> _WHAT TO DO_
Read the entries below and pull out each line with the string "this".

(Dataset rows about figures)
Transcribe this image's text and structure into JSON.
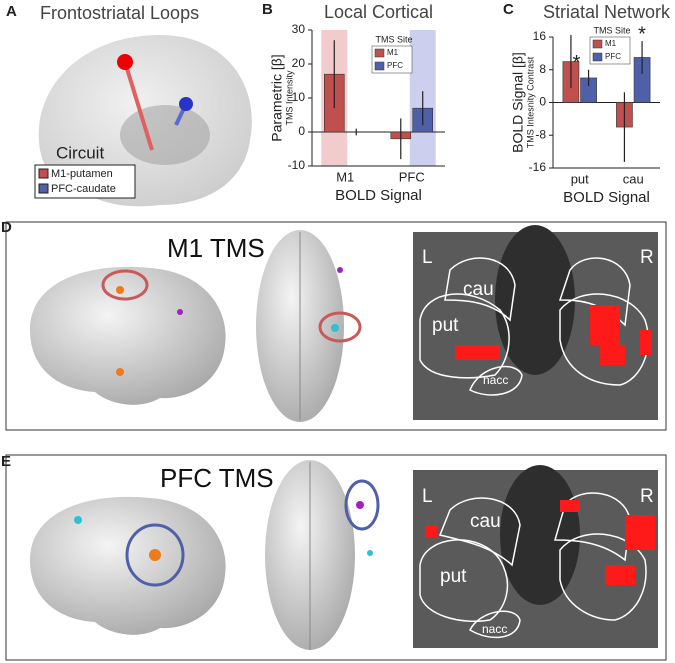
{
  "panel_a": {
    "label": "A",
    "title": "Frontostriatal Loops",
    "legend_title": "Circuit",
    "legend": [
      {
        "name": "M1-putamen",
        "color": "#c0504d"
      },
      {
        "name": "PFC-caudate",
        "color": "#4f5fa8"
      }
    ]
  },
  "chart_data": [
    {
      "type": "bar",
      "panel_label": "B",
      "title": "Local Cortical",
      "y_label": "Parametric [β]",
      "y_sublabel": "TMS Intensity",
      "x_label": "BOLD Signal",
      "legend_title": "TMS Site",
      "categories": [
        "M1",
        "PFC"
      ],
      "series": [
        {
          "name": "M1",
          "color": "#c0504d",
          "values": [
            17,
            -2
          ],
          "errors": [
            10,
            6
          ]
        },
        {
          "name": "PFC",
          "color": "#4f5fa8",
          "values": [
            0,
            7
          ],
          "errors": [
            1,
            5
          ]
        }
      ],
      "ylim": [
        -10,
        30
      ],
      "yticks": [
        -10,
        0,
        10,
        20,
        30
      ]
    },
    {
      "type": "bar",
      "panel_label": "C",
      "title": "Striatal Network",
      "y_label": "BOLD Signal [β]",
      "y_sublabel": "TMS Intesnity Contrast",
      "x_label": "BOLD Signal",
      "legend_title": "TMS Site",
      "categories": [
        "put",
        "cau"
      ],
      "series": [
        {
          "name": "M1",
          "color": "#c0504d",
          "values": [
            10,
            -6
          ],
          "errors": [
            6.5,
            8.5
          ]
        },
        {
          "name": "PFC",
          "color": "#4f5fa8",
          "values": [
            6,
            11
          ],
          "errors": [
            2,
            4
          ],
          "annotations": [
            "*",
            "*"
          ]
        }
      ],
      "ylim": [
        -16,
        16
      ],
      "yticks": [
        -16,
        -8,
        0,
        8,
        16
      ]
    }
  ],
  "panel_d": {
    "label": "D",
    "title": "M1 TMS",
    "slice_labels": {
      "left": "L",
      "right": "R",
      "caudate": "cau",
      "putamen": "put",
      "accumbens": "nacc"
    }
  },
  "panel_e": {
    "label": "E",
    "title": "PFC TMS",
    "slice_labels": {
      "left": "L",
      "right": "R",
      "caudate": "cau",
      "putamen": "put",
      "accumbens": "nacc"
    }
  }
}
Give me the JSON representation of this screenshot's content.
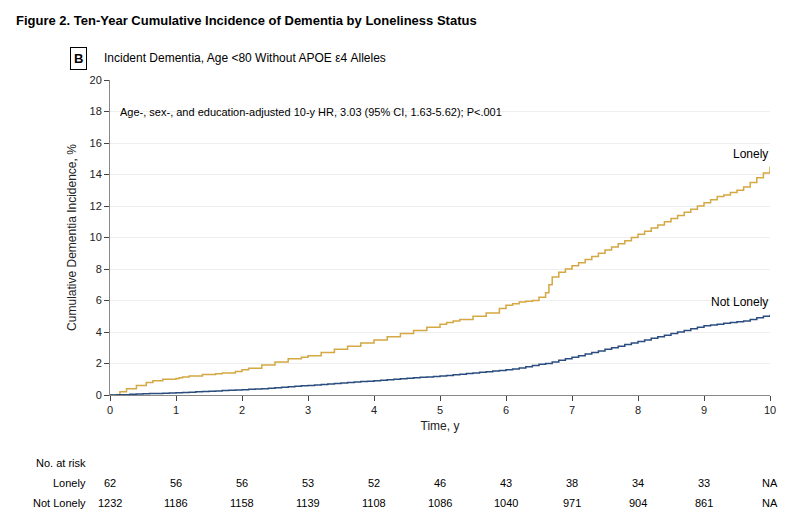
{
  "chart_data": {
    "type": "line",
    "line_style": "step",
    "title": "Figure 2. Ten-Year Cumulative Incidence of Dementia by Loneliness Status",
    "panel_label": "B",
    "subtitle": "Incident Dementia, Age <80 Without APOE ε4 Alleles",
    "annotations": [
      "Age-, sex-, and education-adjusted 10-y HR, 3.03 (95% CI, 1.63-5.62); P<.001"
    ],
    "xlabel": "Time, y",
    "ylabel": "Cumulative Dementia Incidence, %",
    "xlim": [
      0,
      10
    ],
    "ylim": [
      0,
      20
    ],
    "xticks": [
      0,
      1,
      2,
      3,
      4,
      5,
      6,
      7,
      8,
      9,
      10
    ],
    "yticks": [
      0,
      2,
      4,
      6,
      8,
      10,
      12,
      14,
      16,
      18,
      20
    ],
    "grid": "y",
    "series": [
      {
        "name": "Lonely",
        "color": "#D4A843",
        "x": [
          0,
          0.15,
          0.25,
          0.4,
          0.55,
          0.65,
          0.8,
          1.0,
          1.05,
          1.1,
          1.2,
          1.4,
          1.6,
          1.7,
          1.9,
          2.0,
          2.1,
          2.3,
          2.5,
          2.7,
          2.9,
          3.0,
          3.2,
          3.4,
          3.6,
          3.8,
          4.0,
          4.2,
          4.4,
          4.6,
          4.8,
          5.0,
          5.1,
          5.2,
          5.3,
          5.5,
          5.7,
          5.9,
          6.0,
          6.1,
          6.2,
          6.3,
          6.4,
          6.5,
          6.6,
          6.65,
          6.7,
          6.8,
          6.9,
          7.0,
          7.1,
          7.2,
          7.3,
          7.4,
          7.5,
          7.6,
          7.7,
          7.8,
          7.9,
          8.0,
          8.1,
          8.2,
          8.3,
          8.4,
          8.5,
          8.6,
          8.7,
          8.8,
          8.9,
          9.0,
          9.1,
          9.2,
          9.3,
          9.4,
          9.5,
          9.6,
          9.7,
          9.8,
          9.9,
          10.0
        ],
        "values": [
          0,
          0.2,
          0.4,
          0.6,
          0.8,
          0.9,
          1.0,
          1.05,
          1.1,
          1.15,
          1.2,
          1.3,
          1.35,
          1.4,
          1.5,
          1.6,
          1.7,
          1.9,
          2.1,
          2.3,
          2.4,
          2.5,
          2.7,
          2.9,
          3.1,
          3.3,
          3.5,
          3.7,
          3.9,
          4.1,
          4.3,
          4.5,
          4.6,
          4.7,
          4.8,
          5.0,
          5.2,
          5.5,
          5.7,
          5.8,
          5.9,
          5.95,
          6.0,
          6.2,
          6.5,
          7.0,
          7.5,
          7.8,
          8.0,
          8.2,
          8.4,
          8.6,
          8.8,
          9.0,
          9.2,
          9.4,
          9.6,
          9.8,
          10.0,
          10.2,
          10.4,
          10.6,
          10.8,
          11.0,
          11.2,
          11.4,
          11.6,
          11.8,
          12.0,
          12.2,
          12.4,
          12.6,
          12.7,
          12.85,
          13.0,
          13.2,
          13.5,
          13.8,
          14.1,
          14.5
        ]
      },
      {
        "name": "Not Lonely",
        "color": "#2B4C7E",
        "x": [
          0,
          0.1,
          0.2,
          0.3,
          0.4,
          0.5,
          0.6,
          0.7,
          0.8,
          0.9,
          1.0,
          1.1,
          1.2,
          1.3,
          1.4,
          1.5,
          1.6,
          1.7,
          1.8,
          1.9,
          2.0,
          2.1,
          2.2,
          2.3,
          2.4,
          2.5,
          2.6,
          2.7,
          2.8,
          2.9,
          3.0,
          3.1,
          3.2,
          3.3,
          3.4,
          3.5,
          3.6,
          3.7,
          3.8,
          3.9,
          4.0,
          4.1,
          4.2,
          4.3,
          4.4,
          4.5,
          4.6,
          4.7,
          4.8,
          4.9,
          5.0,
          5.1,
          5.2,
          5.3,
          5.4,
          5.5,
          5.6,
          5.7,
          5.8,
          5.9,
          6.0,
          6.1,
          6.2,
          6.3,
          6.4,
          6.5,
          6.6,
          6.7,
          6.8,
          6.9,
          7.0,
          7.1,
          7.2,
          7.3,
          7.4,
          7.5,
          7.6,
          7.7,
          7.8,
          7.9,
          8.0,
          8.1,
          8.2,
          8.3,
          8.4,
          8.5,
          8.6,
          8.7,
          8.8,
          8.9,
          9.0,
          9.1,
          9.2,
          9.3,
          9.4,
          9.5,
          9.6,
          9.7,
          9.8,
          9.9,
          10.0
        ],
        "values": [
          0,
          0.01,
          0.02,
          0.04,
          0.06,
          0.08,
          0.09,
          0.1,
          0.11,
          0.12,
          0.14,
          0.16,
          0.18,
          0.2,
          0.22,
          0.24,
          0.26,
          0.28,
          0.3,
          0.32,
          0.34,
          0.36,
          0.38,
          0.4,
          0.43,
          0.46,
          0.49,
          0.52,
          0.55,
          0.58,
          0.61,
          0.64,
          0.67,
          0.7,
          0.73,
          0.76,
          0.79,
          0.82,
          0.85,
          0.88,
          0.91,
          0.94,
          0.97,
          1.0,
          1.03,
          1.06,
          1.09,
          1.12,
          1.15,
          1.18,
          1.21,
          1.24,
          1.28,
          1.32,
          1.36,
          1.4,
          1.44,
          1.48,
          1.52,
          1.56,
          1.6,
          1.65,
          1.72,
          1.8,
          1.88,
          1.95,
          2.0,
          2.1,
          2.2,
          2.3,
          2.4,
          2.5,
          2.6,
          2.7,
          2.8,
          2.9,
          3.0,
          3.1,
          3.2,
          3.3,
          3.4,
          3.5,
          3.6,
          3.7,
          3.8,
          3.9,
          4.0,
          4.1,
          4.2,
          4.3,
          4.4,
          4.45,
          4.5,
          4.55,
          4.6,
          4.65,
          4.7,
          4.8,
          4.9,
          5.0,
          5.1
        ]
      }
    ],
    "at_risk": {
      "label": "No. at risk",
      "x": [
        0,
        1,
        2,
        3,
        4,
        5,
        6,
        7,
        8,
        9,
        10
      ],
      "rows": [
        {
          "name": "Lonely",
          "values": [
            "62",
            "56",
            "56",
            "53",
            "52",
            "46",
            "43",
            "38",
            "34",
            "33",
            "NA"
          ]
        },
        {
          "name": "Not Lonely",
          "values": [
            "1232",
            "1186",
            "1158",
            "1139",
            "1108",
            "1086",
            "1040",
            "971",
            "904",
            "861",
            "NA"
          ]
        }
      ]
    }
  }
}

> _RESULT OF THE TASK_
Transcribe this image's text and structure into JSON.
Give me the JSON representation of this screenshot's content.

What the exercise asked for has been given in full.